- Goal of the exercise -
Exactly as written, transcribe each line of the listing.

- Supplied material -
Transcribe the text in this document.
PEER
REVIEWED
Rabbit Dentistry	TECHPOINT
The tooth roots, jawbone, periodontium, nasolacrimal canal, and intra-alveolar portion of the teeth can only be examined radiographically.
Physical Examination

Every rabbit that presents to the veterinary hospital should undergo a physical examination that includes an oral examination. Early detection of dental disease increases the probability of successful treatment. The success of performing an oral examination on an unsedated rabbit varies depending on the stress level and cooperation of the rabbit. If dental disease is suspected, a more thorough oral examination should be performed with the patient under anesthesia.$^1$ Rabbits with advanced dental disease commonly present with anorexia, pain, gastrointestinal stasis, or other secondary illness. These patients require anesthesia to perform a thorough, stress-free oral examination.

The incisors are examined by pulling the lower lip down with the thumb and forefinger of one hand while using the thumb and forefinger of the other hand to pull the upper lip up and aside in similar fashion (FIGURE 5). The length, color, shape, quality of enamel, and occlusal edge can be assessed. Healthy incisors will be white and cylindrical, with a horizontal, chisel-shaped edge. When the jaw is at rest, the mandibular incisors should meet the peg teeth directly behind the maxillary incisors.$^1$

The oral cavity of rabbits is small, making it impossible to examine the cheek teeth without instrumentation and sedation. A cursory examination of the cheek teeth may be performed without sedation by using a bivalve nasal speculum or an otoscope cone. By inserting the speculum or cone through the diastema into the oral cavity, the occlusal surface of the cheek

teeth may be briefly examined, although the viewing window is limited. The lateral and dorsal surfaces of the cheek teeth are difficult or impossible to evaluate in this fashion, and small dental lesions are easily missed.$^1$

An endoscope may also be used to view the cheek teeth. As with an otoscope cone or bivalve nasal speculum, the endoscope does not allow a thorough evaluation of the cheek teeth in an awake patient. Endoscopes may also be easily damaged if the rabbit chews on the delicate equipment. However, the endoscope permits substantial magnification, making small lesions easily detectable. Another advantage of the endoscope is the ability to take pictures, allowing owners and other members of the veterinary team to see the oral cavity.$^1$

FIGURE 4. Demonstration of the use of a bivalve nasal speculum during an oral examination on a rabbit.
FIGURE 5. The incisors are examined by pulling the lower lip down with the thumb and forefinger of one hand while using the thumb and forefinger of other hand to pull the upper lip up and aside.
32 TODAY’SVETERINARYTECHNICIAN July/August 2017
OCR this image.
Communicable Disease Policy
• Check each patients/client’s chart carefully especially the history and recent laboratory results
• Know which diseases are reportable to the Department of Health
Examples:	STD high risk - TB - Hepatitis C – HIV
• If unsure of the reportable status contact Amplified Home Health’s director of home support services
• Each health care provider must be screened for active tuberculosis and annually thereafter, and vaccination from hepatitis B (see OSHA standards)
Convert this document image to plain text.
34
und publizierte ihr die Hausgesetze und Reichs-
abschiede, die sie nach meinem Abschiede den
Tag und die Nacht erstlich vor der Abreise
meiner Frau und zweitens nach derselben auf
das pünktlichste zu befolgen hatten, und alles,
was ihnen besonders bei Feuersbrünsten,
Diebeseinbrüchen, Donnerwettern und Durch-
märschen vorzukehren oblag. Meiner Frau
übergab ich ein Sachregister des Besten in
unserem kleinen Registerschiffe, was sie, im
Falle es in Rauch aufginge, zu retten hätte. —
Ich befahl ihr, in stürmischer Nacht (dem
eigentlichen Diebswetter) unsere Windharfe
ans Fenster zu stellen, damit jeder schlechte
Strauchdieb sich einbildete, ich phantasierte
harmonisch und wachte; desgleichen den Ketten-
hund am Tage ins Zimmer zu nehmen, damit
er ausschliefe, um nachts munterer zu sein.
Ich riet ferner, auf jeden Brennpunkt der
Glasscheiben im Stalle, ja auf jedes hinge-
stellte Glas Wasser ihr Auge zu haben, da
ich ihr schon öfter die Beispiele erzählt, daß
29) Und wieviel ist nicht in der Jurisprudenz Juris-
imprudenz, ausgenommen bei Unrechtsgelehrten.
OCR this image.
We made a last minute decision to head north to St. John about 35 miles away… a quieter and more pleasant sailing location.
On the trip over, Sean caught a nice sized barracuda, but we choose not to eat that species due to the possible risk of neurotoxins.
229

- Answer for the task -
Transcribe the text in this document.
PEER
REVIEWED
Rabbit Dentistry	TECHPOINT
The tooth roots, jawbone, periodontium, nasolacrimal canal, and intra-alveolar portion of the teeth can only be examined radiographically.
Physical Examination

Every rabbit that presents to the veterinary hospital should undergo a physical examination that includes an oral examination. Early detection of dental disease increases the probability of successful treatment. The success of performing an oral examination on an unsedated rabbit varies depending on the stress level and cooperation of the rabbit. If dental disease is suspected, a more thorough oral examination should be performed with the patient under anesthesia.$^1$ Rabbits with advanced dental disease commonly present with anorexia, pain, gastrointestinal stasis, or other secondary illness. These patients require anesthesia to perform a thorough, stress-free oral examination.

The incisors are examined by pulling the lower lip down with the thumb and forefinger of one hand while using the thumb and forefinger of the other hand to pull the upper lip up and aside in similar fashion (FIGURE 5). The length, color, shape, quality of enamel, and occlusal edge can be assessed. Healthy incisors will be white and cylindrical, with a horizontal, chisel-shaped edge. When the jaw is at rest, the mandibular incisors should meet the peg teeth directly behind the maxillary incisors.$^1$

The oral cavity of rabbits is small, making it impossible to examine the cheek teeth without instrumentation and sedation. A cursory examination of the cheek teeth may be performed without sedation by using a bivalve nasal speculum or an otoscope cone. By inserting the speculum or cone through the diastema into the oral cavity, the occlusal surface of the cheek

teeth may be briefly examined, although the viewing window is limited. The lateral and dorsal surfaces of the cheek teeth are difficult or impossible to evaluate in this fashion, and small dental lesions are easily missed.$^1$

An endoscope may also be used to view the cheek teeth. As with an otoscope cone or bivalve nasal speculum, the endoscope does not allow a thorough evaluation of the cheek teeth in an awake patient. Endoscopes may also be easily damaged if the rabbit chews on the delicate equipment. However, the endoscope permits substantial magnification, making small lesions easily detectable. Another advantage of the endoscope is the ability to take pictures, allowing owners and other members of the veterinary team to see the oral cavity.$^1$

FIGURE 4. Demonstration of the use of a bivalve nasal speculum during an oral examination on a rabbit.
FIGURE 5. The incisors are examined by pulling the lower lip down with the thumb and forefinger of one hand while using the thumb and forefinger of other hand to pull the upper lip up and aside.
32 TODAY’SVETERINARYTECHNICIAN July/August 2017
OCR this image.
Communicable Disease Policy
• Check each patients/client’s chart carefully especially the history and recent laboratory results
• Know which diseases are reportable to the Department of Health
Examples:	STD high risk - TB - Hepatitis C – HIV
• If unsure of the reportable status contact Amplified Home Health’s director of home support services
• Each health care provider must be screened for active tuberculosis and annually thereafter, and vaccination from hepatitis B (see OSHA standards)
Convert this document image to plain text.
34
und publizierte ihr die Hausgesetze und Reichs-
abschiede, die sie nach meinem Abschiede den
Tag und die Nacht erstlich vor der Abreise
meiner Frau und zweitens nach derselben auf
das pünktlichste zu befolgen hatten, und alles,
was ihnen besonders bei Feuersbrünsten,
Diebeseinbrüchen, Donnerwettern und Durch-
märschen vorzukehren oblag. Meiner Frau
übergab ich ein Sachregister des Besten in
unserem kleinen Registerschiffe, was sie, im
Falle es in Rauch aufginge, zu retten hätte. —
Ich befahl ihr, in stürmischer Nacht (dem
eigentlichen Diebswetter) unsere Windharfe
ans Fenster zu stellen, damit jeder schlechte
Strauchdieb sich einbildete, ich phantasierte
harmonisch und wachte; desgleichen den Ketten-
hund am Tage ins Zimmer zu nehmen, damit
er ausschliefe, um nachts munterer zu sein.
Ich riet ferner, auf jeden Brennpunkt der
Glasscheiben im Stalle, ja auf jedes hinge-
stellte Glas Wasser ihr Auge zu haben, da
ich ihr schon öfter die Beispiele erzählt, daß
29) Und wieviel ist nicht in der Jurisprudenz Juris-
imprudenz, ausgenommen bei Unrechtsgelehrten.
OCR this image.
We made a last minute decision to head north to St. John about 35 miles away… a quieter and more pleasant sailing location.
On the trip over, Sean caught a nice sized barracuda, but we choose not to eat that species due to the possible risk of neurotoxins.
229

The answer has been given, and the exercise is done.